start
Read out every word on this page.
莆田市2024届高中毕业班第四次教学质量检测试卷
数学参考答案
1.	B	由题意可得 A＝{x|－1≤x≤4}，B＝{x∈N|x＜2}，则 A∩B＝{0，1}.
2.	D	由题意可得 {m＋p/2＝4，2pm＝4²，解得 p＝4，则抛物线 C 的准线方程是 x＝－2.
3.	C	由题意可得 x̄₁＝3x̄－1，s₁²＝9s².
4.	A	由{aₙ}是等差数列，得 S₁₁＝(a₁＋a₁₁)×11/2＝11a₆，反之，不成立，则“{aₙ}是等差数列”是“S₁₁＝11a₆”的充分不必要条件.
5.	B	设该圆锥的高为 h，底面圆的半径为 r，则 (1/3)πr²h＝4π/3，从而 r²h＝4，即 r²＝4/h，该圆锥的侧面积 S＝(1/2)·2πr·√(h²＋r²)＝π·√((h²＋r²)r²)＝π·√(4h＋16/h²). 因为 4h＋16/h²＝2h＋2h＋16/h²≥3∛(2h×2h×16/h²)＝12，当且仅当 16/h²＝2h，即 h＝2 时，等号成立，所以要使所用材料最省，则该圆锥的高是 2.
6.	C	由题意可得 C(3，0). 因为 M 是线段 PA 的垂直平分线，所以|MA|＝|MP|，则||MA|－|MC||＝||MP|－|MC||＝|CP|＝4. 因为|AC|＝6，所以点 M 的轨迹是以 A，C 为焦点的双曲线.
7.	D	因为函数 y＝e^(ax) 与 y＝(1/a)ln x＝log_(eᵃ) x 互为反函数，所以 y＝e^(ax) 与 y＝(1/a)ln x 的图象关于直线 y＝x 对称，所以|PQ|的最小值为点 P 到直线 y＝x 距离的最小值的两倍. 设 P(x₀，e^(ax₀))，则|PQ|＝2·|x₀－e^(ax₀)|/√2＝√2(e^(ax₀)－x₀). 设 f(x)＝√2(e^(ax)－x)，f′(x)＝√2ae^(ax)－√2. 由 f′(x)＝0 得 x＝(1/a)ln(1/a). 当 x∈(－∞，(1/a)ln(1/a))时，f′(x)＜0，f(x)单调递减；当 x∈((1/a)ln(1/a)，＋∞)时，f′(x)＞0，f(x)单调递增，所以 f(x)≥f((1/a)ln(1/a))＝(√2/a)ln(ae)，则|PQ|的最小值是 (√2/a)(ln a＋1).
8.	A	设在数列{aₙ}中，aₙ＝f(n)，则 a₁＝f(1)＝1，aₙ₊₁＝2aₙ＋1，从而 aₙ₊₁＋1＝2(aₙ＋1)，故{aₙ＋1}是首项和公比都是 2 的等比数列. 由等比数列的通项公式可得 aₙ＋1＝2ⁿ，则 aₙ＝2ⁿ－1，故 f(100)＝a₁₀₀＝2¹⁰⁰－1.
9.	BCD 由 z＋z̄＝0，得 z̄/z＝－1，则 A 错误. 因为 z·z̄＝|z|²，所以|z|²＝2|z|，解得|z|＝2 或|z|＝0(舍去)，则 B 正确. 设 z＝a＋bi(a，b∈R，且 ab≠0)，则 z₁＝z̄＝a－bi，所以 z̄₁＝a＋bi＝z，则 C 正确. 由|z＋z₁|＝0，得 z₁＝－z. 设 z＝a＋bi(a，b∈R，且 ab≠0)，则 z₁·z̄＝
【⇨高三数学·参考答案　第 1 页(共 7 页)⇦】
end
**Exercise requirements:**
Extract the full listing above without alteration.

**Completed exercise:**
Read out every word on this page.
莆田市2024届高中毕业班第四次教学质量检测试卷
数学参考答案
1.	B	由题意可得 A＝{x|－1≤x≤4}，B＝{x∈N|x＜2}，则 A∩B＝{0，1}.
2.	D	由题意可得 {m＋p/2＝4，2pm＝4²，解得 p＝4，则抛物线 C 的准线方程是 x＝－2.
3.	C	由题意可得 x̄₁＝3x̄－1，s₁²＝9s².
4.	A	由{aₙ}是等差数列，得 S₁₁＝(a₁＋a₁₁)×11/2＝11a₆，反之，不成立，则“{aₙ}是等差数列”是“S₁₁＝11a₆”的充分不必要条件.
5.	B	设该圆锥的高为 h，底面圆的半径为 r，则 (1/3)πr²h＝4π/3，从而 r²h＝4，即 r²＝4/h，该圆锥的侧面积 S＝(1/2)·2πr·√(h²＋r²)＝π·√((h²＋r²)r²)＝π·√(4h＋16/h²). 因为 4h＋16/h²＝2h＋2h＋16/h²≥3∛(2h×2h×16/h²)＝12，当且仅当 16/h²＝2h，即 h＝2 时，等号成立，所以要使所用材料最省，则该圆锥的高是 2.
6.	C	由题意可得 C(3，0). 因为 M 是线段 PA 的垂直平分线，所以|MA|＝|MP|，则||MA|－|MC||＝||MP|－|MC||＝|CP|＝4. 因为|AC|＝6，所以点 M 的轨迹是以 A，C 为焦点的双曲线.
7.	D	因为函数 y＝e^(ax) 与 y＝(1/a)ln x＝log_(eᵃ) x 互为反函数，所以 y＝e^(ax) 与 y＝(1/a)ln x 的图象关于直线 y＝x 对称，所以|PQ|的最小值为点 P 到直线 y＝x 距离的最小值的两倍. 设 P(x₀，e^(ax₀))，则|PQ|＝2·|x₀－e^(ax₀)|/√2＝√2(e^(ax₀)－x₀). 设 f(x)＝√2(e^(ax)－x)，f′(x)＝√2ae^(ax)－√2. 由 f′(x)＝0 得 x＝(1/a)ln(1/a). 当 x∈(－∞，(1/a)ln(1/a))时，f′(x)＜0，f(x)单调递减；当 x∈((1/a)ln(1/a)，＋∞)时，f′(x)＞0，f(x)单调递增，所以 f(x)≥f((1/a)ln(1/a))＝(√2/a)ln(ae)，则|PQ|的最小值是 (√2/a)(ln a＋1).
8.	A	设在数列{aₙ}中，aₙ＝f(n)，则 a₁＝f(1)＝1，aₙ₊₁＝2aₙ＋1，从而 aₙ₊₁＋1＝2(aₙ＋1)，故{aₙ＋1}是首项和公比都是 2 的等比数列. 由等比数列的通项公式可得 aₙ＋1＝2ⁿ，则 aₙ＝2ⁿ－1，故 f(100)＝a₁₀₀＝2¹⁰⁰－1.
9.	BCD 由 z＋z̄＝0，得 z̄/z＝－1，则 A 错误. 因为 z·z̄＝|z|²，所以|z|²＝2|z|，解得|z|＝2 或|z|＝0(舍去)，则 B 正确. 设 z＝a＋bi(a，b∈R，且 ab≠0)，则 z₁＝z̄＝a－bi，所以 z̄₁＝a＋bi＝z，则 C 正确. 由|z＋z₁|＝0，得 z₁＝－z. 设 z＝a＋bi(a，b∈R，且 ab≠0)，则 z₁·z̄＝
【⇨高三数学·参考答案　第 1 页(共 7 页)⇦】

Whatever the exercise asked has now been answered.